> _HALAMAN_:
KOMPETENSI DASAR :
3.4 |
Menganalisis perkembangan kehidupan politik dan ekonomi Bangsa Indonesia pada masa Demokrasi Terpimpin. |
4.4 |
Melakukan penelitian
sederhana tentang kehidupan politik dan ekonomi Bangsa Indonesia pada masa
Demokrasi Terpimpin dan menyajikannya dalam bentuk laporan tertulis |
DEMOKRASI TERPIMPIN
Kehidupan sosial
politik Indonesia pada
masa Demokrasi Liberal
(1950-
1959)
belum pernah mencapai kestabilan secara nasional. Kabinet yang silih berganti
membuat program kerja
kabinet tidak dapat
dijalankan sebagaimana mestinya.
Partai-partai politik
saling bersaing dan saling
menjatuhkan. Mereka lebih
mengutamakan
kepentingan kelompok masing-masing. Di
sisi lain, Dewan
Konstituante yang
dibentuk melalui Pemilihan Umum 1955 tidak berhasil menyelesaikan
tugasnya menyusun UUD baru bagi Republik Indonesia. Kondisi tersebut membuat
presiden Soekarno berkeinginan untuk menyederhanakan partai politik yang ada
dan membentuk kabinet yang berintikan 4 partai yang menang dalam Pemilu 1955.
Untuk mewujudkan keinginannya tersebut,
pada tanggal 21Februari 1957, dihadapan para tokoh politik dan tokoh militer
menawarkan konsepsinya untuk
menyelesaikan dan mengatasi krisis-krisis kewibawaaan pemerintah yang terlihat dari
jatuh bangunnya kabinet.
Presiden Soekarno
Lebih
jauh Presiden Soekarno menekankan bahwa Demokrasi Liberal merupakan demokrasi
impor yang tidak sesuai dengan jiwa dan semangat Bangsa Indonesia. Untuk itu ia
menggantikan dengan suatu demokrasi yang sesuai kepribadian Bangsa Indonesia
yaitu Demokrasi Terpimpin. Pokok-pokok pemikiran yang terkandung dalam konsepsi
presiden 1957 sebagai berikut :
1.
Pemberlakukan sistem Demokrasi
terpimpin yang didukung oleh kekuatan politik yang mencerminkan aspirasi
masyarakat secara seimbang. Langkah ini dilakukan untuk memperbarui struktur
politik bangsa Indonesia.
2.

> _PETIKAN CATATAN_:
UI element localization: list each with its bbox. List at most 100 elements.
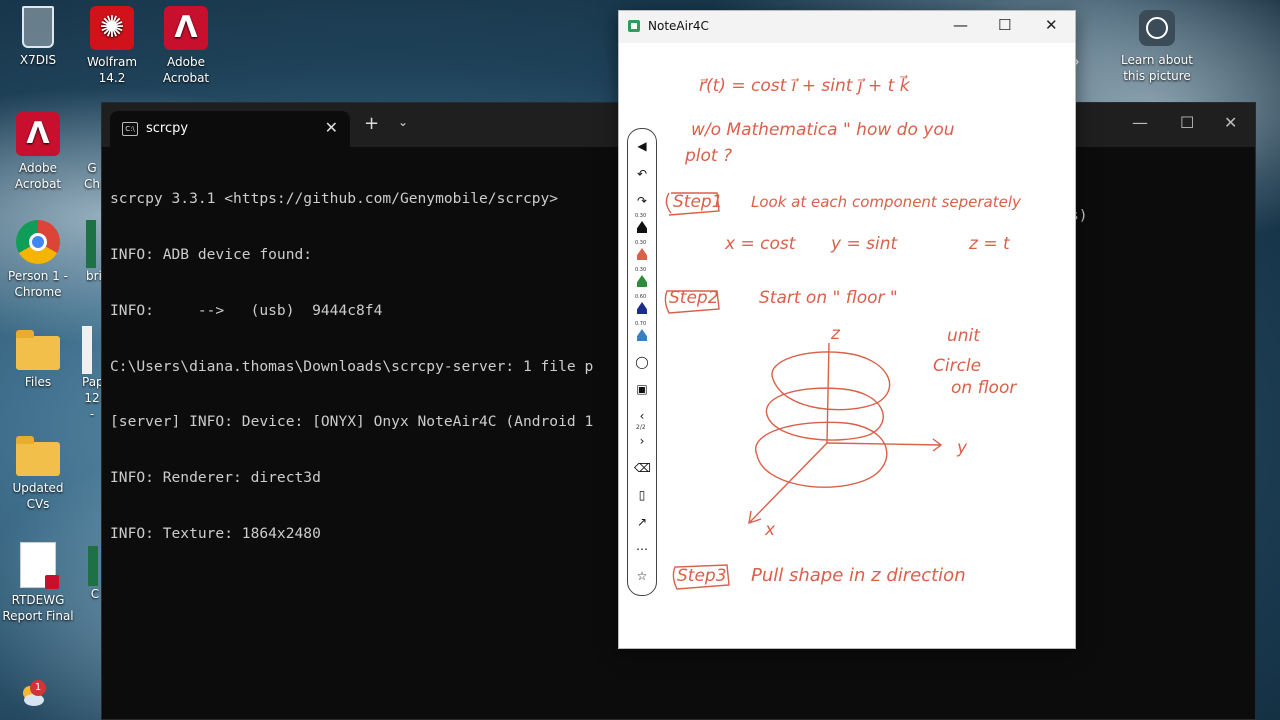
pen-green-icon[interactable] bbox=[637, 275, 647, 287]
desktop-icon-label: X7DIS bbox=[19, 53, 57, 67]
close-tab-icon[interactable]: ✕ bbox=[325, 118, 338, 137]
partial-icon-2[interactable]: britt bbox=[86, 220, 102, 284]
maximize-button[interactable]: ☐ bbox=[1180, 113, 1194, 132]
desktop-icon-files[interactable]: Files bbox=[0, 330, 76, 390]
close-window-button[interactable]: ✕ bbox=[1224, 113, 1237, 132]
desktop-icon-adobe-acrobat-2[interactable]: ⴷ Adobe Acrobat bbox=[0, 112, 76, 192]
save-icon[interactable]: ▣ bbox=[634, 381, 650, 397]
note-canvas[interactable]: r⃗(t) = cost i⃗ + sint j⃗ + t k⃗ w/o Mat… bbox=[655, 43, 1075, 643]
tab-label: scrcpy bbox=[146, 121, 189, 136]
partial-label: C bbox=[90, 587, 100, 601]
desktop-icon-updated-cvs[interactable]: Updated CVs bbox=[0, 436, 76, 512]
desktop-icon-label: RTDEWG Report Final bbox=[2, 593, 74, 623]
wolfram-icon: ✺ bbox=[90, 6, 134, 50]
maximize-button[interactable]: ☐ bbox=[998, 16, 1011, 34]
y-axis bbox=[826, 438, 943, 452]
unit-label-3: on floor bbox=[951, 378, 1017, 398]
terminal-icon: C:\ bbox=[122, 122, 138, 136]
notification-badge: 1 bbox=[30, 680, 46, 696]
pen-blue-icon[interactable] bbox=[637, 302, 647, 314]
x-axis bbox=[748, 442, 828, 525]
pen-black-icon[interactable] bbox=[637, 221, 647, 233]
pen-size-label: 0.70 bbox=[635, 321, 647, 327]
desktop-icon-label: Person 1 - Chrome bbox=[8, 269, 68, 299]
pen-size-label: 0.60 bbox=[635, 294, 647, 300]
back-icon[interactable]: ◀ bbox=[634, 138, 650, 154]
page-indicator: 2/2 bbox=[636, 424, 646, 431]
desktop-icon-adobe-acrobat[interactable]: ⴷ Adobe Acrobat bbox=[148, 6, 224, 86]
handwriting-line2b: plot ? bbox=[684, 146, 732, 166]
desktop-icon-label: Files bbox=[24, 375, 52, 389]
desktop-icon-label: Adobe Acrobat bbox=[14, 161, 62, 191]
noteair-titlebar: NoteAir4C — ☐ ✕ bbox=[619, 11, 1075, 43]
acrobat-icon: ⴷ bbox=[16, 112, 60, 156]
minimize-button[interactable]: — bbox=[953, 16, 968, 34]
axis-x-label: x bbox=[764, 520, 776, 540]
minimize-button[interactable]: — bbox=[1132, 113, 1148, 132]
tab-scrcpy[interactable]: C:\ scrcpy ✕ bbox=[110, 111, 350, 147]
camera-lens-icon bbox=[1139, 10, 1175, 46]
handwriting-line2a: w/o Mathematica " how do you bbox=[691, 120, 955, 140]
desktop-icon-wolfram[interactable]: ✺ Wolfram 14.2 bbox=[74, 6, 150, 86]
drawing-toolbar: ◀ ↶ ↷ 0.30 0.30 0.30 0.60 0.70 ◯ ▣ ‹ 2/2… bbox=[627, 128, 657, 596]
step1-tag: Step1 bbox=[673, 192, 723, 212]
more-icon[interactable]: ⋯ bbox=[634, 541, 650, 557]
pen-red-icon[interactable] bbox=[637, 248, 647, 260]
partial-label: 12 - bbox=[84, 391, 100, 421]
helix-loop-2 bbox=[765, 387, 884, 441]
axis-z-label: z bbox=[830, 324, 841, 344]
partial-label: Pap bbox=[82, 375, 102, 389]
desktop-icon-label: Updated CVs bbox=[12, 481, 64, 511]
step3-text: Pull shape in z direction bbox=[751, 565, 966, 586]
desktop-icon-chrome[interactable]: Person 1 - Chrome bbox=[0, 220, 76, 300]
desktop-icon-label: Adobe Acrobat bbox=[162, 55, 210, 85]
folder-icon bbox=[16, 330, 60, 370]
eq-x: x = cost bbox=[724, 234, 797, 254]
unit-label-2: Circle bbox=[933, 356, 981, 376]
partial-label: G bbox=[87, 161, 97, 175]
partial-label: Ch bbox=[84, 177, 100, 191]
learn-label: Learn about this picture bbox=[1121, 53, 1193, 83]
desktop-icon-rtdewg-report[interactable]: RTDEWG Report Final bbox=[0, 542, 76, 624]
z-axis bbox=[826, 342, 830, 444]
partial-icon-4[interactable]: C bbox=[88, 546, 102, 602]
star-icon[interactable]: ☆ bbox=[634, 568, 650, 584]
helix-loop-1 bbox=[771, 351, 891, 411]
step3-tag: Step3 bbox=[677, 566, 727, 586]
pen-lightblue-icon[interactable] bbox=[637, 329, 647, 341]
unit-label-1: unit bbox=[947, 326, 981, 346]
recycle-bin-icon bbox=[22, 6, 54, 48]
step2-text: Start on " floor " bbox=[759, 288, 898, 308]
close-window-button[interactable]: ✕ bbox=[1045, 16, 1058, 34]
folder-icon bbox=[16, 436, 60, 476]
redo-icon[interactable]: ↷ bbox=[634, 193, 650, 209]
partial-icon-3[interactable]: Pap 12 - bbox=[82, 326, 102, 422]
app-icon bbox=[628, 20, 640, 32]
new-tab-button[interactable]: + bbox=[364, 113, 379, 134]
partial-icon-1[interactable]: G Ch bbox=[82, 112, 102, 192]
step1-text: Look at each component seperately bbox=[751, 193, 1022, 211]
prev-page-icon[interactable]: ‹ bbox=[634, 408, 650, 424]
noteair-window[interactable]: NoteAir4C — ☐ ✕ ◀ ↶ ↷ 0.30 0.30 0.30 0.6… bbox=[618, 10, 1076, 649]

> _ARAHAN TUGAS 1_: Menurut teks tentang Demokrasi Terpimpin, melalui pemilihan umum tahun berapa Dewan Konstituante dibentuk?
> _ARAHAN TUGAS 2_: Salin tanpa perubahan bagian teks tentang Demokrasi Terpimpin di antara "Untuk mewujudkan keinginannya" dan "jatuh bangunnya kabinet.", termasuk kedua batas tersebut.
Materi di atas berdiri sendiri dan terpisah dari teks tentang Demokrasi Terpimpin.

> _JAWABAN TERTULIS 1_: Dewan Konstituante dibentuk melalui Pemilihan Umum 1955.

> _JAWABAN TERTULIS 2_:
Untuk mewujudkan keinginannya tersebut,
pada tanggal 21Februari 1957, dihadapan para tokoh politik dan tokoh militer
menawarkan konsepsinya untuk
menyelesaikan dan mengatasi krisis-krisis kewibawaaan pemerintah yang terlihat dari
jatuh bangunnya kabinet.